───── Excerpt ─────

The Future of Human Services Restraint
In my view, the intense level of attention on restraint and seclusion stems from social and personal discomfort with the imposition of these involuntary measures on persons with disabilities and the great risks entailed by these techniques. Human services restraint negatively affects not just the individuals subjected to restraint but also staff, leadership, agency culture, families, and the public. Those wide-ranging effects have a substantial social cost that is often overlooked both in practice and in the published research.
It is valuable to consider whether the use of unproven human services restraint within planned treatment interventions is consistent with the values of our society, our treatment programs, and our personal ethics and morality. Many believe that it is immoral to impose restraint on people who are vulnerable and who have a devalued status. Some have gone further and urged that all use of human services restraint be prohibited simply on moral grounds.
If the justification for restraints is treatment, then its advocates cannot fairly show either that restraints are therapeutic or that the life-threatening risks can be credibly minimized.
What does the future hold? The use of human services restraint is moving into history. We now know that emergency restraint can be avoided in many instances through policy and organizational changes, adequate training, deescalation techniques, positive supports, debriefing, and other mechanisms. We know that restraint as part of a treatment program does not work and is extremely dangerous. There is a professional and governmental consensus against the use of restraints.

───── Study material ─────

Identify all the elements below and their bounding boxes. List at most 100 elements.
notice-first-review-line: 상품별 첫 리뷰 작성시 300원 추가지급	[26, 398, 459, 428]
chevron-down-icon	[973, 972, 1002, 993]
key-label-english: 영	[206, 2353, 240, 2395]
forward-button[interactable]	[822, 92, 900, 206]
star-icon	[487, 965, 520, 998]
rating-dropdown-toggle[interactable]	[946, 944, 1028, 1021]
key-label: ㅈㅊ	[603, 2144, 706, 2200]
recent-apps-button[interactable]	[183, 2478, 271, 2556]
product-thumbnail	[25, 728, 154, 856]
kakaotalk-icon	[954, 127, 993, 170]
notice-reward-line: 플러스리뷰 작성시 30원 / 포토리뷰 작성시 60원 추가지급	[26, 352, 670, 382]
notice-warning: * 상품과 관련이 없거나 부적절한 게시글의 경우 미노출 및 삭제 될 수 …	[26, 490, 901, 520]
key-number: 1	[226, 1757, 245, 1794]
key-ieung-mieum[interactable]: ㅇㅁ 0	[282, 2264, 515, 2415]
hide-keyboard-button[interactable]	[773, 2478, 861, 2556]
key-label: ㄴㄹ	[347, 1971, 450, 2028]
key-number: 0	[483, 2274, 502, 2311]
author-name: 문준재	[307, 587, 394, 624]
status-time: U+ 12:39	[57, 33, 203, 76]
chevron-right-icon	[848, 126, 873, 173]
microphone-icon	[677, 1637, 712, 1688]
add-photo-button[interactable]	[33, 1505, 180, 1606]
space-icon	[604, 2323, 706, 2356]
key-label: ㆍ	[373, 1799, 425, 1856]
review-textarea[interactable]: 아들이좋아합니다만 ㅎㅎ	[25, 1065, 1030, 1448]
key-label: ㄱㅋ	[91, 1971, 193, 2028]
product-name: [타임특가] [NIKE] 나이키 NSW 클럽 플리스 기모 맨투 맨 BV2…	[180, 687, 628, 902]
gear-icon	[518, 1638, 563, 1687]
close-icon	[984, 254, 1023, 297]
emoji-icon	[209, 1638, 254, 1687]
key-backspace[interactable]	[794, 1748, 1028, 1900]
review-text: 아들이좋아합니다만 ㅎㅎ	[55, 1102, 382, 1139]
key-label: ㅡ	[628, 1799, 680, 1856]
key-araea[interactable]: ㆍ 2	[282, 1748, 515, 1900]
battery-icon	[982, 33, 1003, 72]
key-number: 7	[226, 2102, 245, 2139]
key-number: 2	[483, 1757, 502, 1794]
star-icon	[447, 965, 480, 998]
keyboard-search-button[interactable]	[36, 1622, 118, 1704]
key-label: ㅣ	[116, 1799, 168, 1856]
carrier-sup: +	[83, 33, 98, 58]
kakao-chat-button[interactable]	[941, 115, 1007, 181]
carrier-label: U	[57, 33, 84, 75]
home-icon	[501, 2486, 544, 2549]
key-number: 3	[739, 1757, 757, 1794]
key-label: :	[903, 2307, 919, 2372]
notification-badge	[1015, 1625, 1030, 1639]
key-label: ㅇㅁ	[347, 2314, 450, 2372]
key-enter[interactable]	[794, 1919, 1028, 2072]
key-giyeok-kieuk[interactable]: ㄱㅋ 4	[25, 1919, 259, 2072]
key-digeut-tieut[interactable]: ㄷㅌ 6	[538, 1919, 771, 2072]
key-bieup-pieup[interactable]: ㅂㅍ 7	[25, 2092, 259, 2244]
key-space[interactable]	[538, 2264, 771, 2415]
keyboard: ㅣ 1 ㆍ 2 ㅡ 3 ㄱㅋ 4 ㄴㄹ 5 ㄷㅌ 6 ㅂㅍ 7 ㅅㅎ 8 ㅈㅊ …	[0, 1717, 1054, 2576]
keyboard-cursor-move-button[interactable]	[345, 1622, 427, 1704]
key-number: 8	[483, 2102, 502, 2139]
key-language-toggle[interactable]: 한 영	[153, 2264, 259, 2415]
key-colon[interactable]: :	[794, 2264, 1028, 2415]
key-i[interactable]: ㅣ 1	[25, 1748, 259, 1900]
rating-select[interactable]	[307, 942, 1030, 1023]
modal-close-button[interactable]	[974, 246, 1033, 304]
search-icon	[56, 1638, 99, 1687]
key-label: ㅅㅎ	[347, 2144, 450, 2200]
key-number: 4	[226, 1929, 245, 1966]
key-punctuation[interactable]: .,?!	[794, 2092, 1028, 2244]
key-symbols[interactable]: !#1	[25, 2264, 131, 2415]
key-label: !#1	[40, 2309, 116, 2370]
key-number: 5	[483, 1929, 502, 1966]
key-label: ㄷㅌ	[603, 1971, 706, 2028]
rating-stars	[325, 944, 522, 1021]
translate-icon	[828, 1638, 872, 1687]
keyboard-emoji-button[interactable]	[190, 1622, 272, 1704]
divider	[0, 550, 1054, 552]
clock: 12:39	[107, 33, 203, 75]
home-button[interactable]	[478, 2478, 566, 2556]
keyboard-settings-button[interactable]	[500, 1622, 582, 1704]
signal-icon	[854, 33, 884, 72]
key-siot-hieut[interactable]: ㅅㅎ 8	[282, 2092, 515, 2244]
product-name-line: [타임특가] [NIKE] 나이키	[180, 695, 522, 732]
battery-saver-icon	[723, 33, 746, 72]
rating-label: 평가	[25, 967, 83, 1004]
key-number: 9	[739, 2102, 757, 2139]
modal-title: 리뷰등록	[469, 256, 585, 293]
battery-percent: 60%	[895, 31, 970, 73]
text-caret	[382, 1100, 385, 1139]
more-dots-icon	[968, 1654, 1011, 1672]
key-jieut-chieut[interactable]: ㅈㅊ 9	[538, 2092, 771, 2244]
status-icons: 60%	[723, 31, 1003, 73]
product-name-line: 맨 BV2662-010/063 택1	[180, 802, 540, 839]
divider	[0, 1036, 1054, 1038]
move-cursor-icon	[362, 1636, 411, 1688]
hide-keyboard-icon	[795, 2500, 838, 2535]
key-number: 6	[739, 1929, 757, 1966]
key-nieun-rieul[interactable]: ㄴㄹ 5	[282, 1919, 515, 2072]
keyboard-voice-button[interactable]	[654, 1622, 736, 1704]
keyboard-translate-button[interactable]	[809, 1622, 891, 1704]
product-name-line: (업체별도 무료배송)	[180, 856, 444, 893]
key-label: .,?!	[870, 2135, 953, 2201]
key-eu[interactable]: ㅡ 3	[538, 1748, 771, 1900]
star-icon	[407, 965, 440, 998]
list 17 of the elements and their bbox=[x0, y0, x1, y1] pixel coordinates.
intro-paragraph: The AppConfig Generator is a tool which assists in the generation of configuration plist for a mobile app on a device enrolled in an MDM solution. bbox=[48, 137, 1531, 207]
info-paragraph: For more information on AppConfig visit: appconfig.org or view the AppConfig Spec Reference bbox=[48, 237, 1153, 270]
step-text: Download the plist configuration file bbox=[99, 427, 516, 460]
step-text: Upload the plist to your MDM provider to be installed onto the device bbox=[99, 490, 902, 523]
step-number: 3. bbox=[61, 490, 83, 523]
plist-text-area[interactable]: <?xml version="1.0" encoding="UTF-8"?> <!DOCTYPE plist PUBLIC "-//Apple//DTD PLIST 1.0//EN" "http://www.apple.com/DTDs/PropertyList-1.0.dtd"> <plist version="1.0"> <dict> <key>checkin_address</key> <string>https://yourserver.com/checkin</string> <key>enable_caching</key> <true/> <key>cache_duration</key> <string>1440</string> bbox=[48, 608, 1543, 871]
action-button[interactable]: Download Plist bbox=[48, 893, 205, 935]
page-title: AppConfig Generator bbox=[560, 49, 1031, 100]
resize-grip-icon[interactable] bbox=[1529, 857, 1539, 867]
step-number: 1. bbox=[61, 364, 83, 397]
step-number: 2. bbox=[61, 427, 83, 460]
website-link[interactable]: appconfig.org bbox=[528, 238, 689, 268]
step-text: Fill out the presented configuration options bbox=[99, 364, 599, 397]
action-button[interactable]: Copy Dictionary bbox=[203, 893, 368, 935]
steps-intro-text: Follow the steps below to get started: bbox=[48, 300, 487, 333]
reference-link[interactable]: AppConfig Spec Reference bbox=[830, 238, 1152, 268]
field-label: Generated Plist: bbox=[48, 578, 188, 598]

─────

**Assigned task:** Continue the text on the future of human services restraint, beginning right after its final sentence.

**Response for this exercise:**
I believe that, eventually, all programmatic restraint will be prohibited, and that restraint will not be permitted in an habilitation or treatment plan or as an acceptable aversive consequence for a target behavior. I believe this will occur for several reasons:
There is a proven significant risk of death and other injuries. We are unable to predict who will die or be injured. It is not acceptable to maintain planned restraints in the face of such risk.
Programmatic and planned restraint is not therapeutic or educational.
The nonclinical factors leading to human services restraint will be increasingly recognized.
Courts will prohibit planned restraint and any restraint as part of an habilitation or treatment plan, or in schools.
Extraordinary reduction in the use of restraints and seclusion occurs when attention is paid to the issue.
Where there is a need for momentary restraint or seclusion in an emergency to prevent immediate harm to a person, the techniques may be allowed, subject to extensive limitations such as those in recent federal regulations applicable to hospitals. Even in these cases, only vertical, person-to-person restraint should be permitted (due to the special death risk of prone restraint) and that restraint for a very limited duration and under extensive safeguards.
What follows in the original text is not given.